Document segment:
● ● ●

A number of distinct SEEDs have emerged over the years.  Almost all users will find they wish to use just the following two:


1.     The PubSEED will rapidly become the central SEED for use by the research community.  It will support access to the largest collection of genomes.  The constant influx of new genomes will be to the PubSEED first.  The PubSEED will support the ability for registered users to make annotations and subsystems (unfortunately, that implies that they will be able to overwrite the work of others, too).  We will support the ability for registered users to install genomes from RAST directly into the PubSEED.  Access and update capabilities, by genome, will require establishing a notion of ownership of genomes.  Users will be allowed to copy a genome creating a version with ownership rights that they control.  We will architect a few basic rules, and then we will do our best to develop tools that support reconciliation of conflicts, backup and recovery to specific points in time, and so forth.  This SEED will be the center of much of our work.


2.     The UC-SEED (i.e., the University of Chicago SEED) will be rebuilt periodically  as a copy of the PubSEED.  It is a place where classes can be held, students can do annotations and build subsystems, and so forth.  Subsystems built in the UC-SEED can be exported to the Clearinghouse, and then imported to the PubSEED.  This procedure allows users to save work and make it available, if they wish.  However, the whole system is rebuilt and the existing contents destroyed on a periodic basis (usually between semesters, and after several weeks in which there will be a posted notice on the front page).

● ● ●

Retype the portion of the SEEDs text starting at "2.     The UC-SEED" and ending at "the front page).". The records that follow have no connection to the text on the SEEDs.

Provided information:
● ● ●

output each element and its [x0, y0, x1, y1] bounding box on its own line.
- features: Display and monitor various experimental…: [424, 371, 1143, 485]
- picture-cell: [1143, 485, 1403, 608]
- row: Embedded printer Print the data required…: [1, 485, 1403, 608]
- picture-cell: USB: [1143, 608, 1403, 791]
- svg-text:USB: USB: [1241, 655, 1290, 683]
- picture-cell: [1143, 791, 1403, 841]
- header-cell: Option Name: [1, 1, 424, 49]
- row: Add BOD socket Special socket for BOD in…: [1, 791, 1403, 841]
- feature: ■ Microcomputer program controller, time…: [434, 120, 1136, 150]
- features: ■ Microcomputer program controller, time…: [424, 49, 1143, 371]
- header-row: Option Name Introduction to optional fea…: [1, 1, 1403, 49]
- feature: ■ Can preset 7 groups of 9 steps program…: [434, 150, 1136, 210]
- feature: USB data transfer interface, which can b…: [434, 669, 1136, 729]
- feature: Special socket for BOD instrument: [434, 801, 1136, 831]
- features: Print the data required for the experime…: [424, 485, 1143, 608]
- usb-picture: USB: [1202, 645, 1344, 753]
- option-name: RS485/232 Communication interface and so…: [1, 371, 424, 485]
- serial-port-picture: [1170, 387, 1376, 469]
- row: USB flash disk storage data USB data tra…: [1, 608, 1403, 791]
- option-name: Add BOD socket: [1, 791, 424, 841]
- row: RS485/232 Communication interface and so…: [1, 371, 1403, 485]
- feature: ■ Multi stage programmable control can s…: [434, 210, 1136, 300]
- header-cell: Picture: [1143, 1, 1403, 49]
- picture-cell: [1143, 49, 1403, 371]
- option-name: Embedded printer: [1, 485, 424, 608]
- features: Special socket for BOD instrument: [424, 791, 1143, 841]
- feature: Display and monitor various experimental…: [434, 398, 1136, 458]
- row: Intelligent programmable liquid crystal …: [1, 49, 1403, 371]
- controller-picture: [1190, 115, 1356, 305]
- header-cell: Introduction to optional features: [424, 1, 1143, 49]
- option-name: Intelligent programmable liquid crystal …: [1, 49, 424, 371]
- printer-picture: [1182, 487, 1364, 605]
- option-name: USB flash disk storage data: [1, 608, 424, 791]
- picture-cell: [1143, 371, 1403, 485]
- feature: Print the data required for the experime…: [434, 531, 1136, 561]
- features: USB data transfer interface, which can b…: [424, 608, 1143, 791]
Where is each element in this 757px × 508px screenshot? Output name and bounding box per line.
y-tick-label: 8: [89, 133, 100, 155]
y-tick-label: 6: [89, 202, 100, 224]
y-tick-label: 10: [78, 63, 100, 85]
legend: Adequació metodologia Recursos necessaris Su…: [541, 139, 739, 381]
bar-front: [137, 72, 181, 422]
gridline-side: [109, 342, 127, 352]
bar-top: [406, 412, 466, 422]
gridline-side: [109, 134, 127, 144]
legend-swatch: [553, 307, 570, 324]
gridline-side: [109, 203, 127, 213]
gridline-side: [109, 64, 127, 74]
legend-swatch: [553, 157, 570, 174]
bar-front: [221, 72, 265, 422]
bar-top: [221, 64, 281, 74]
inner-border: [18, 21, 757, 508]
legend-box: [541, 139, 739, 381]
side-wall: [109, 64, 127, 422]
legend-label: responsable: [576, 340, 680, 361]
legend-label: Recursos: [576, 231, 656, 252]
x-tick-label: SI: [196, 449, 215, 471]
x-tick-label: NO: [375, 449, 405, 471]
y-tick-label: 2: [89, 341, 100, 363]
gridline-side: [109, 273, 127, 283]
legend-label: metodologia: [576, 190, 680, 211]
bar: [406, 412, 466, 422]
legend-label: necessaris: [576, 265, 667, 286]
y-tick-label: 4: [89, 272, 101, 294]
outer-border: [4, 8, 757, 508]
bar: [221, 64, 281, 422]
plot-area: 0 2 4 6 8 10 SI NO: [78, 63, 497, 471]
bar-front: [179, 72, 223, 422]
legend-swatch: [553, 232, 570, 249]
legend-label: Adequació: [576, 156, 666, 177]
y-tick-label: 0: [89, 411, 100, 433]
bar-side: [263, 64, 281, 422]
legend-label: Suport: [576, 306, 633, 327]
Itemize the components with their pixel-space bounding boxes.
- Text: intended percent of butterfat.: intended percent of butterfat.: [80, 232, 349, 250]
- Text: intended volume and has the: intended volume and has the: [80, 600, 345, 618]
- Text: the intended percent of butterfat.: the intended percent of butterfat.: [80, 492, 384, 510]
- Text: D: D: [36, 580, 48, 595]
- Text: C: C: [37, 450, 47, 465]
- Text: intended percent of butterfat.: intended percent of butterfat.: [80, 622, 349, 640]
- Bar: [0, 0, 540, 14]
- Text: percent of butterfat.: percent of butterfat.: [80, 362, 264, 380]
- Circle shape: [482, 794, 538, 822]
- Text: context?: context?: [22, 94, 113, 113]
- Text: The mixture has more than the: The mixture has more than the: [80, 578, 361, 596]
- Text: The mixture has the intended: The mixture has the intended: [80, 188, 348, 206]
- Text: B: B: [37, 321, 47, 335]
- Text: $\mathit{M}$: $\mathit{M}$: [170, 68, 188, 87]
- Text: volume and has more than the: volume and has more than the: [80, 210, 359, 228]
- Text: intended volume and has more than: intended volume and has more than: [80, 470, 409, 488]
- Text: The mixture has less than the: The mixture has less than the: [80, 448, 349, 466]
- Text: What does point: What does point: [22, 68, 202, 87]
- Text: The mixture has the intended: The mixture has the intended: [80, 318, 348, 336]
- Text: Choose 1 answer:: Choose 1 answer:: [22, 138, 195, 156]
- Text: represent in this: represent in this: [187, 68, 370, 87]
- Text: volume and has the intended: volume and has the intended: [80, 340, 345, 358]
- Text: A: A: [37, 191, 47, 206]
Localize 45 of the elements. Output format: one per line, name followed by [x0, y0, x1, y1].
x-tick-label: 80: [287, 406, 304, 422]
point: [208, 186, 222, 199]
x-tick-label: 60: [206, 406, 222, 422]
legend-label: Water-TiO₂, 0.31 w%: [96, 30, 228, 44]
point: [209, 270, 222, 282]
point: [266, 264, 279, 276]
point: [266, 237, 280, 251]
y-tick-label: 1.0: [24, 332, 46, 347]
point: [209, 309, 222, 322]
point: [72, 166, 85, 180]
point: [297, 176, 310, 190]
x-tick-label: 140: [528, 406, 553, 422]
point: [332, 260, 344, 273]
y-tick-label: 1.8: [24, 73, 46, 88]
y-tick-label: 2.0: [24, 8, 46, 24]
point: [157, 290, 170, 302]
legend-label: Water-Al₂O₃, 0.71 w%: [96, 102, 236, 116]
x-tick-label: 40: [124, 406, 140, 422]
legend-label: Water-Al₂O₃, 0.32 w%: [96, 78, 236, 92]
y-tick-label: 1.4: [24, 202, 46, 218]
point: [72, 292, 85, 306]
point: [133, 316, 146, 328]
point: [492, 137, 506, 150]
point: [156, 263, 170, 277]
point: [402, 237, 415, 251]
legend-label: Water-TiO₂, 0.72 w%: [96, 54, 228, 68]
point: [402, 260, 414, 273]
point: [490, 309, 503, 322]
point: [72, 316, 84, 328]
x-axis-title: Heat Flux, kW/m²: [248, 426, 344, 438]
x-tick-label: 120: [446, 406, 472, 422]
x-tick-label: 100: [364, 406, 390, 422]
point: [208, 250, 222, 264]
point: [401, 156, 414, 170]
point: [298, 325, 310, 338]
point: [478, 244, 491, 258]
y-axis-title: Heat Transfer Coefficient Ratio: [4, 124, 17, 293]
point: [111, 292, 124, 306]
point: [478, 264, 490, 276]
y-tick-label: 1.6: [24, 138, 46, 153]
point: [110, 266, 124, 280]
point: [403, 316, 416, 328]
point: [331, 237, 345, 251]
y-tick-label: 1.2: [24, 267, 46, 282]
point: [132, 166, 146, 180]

● ● ●

Response below:
2.     The UC-SEED (i.e., the University of Chicago SEED) will be rebuilt periodically  as a copy of the PubSEED.  It is a place where classes can be held, students can do annotations and build subsystems, and so forth.  Subsystems built in the UC-SEED can be exported to the Clearinghouse, and then imported to the PubSEED.  This procedure allows users to save work and make it available, if they wish.  However, the whole system is rebuilt and the existing contents destroyed on a periodic basis (usually between semesters, and after several weeks in which there will be a posted notice on the front page).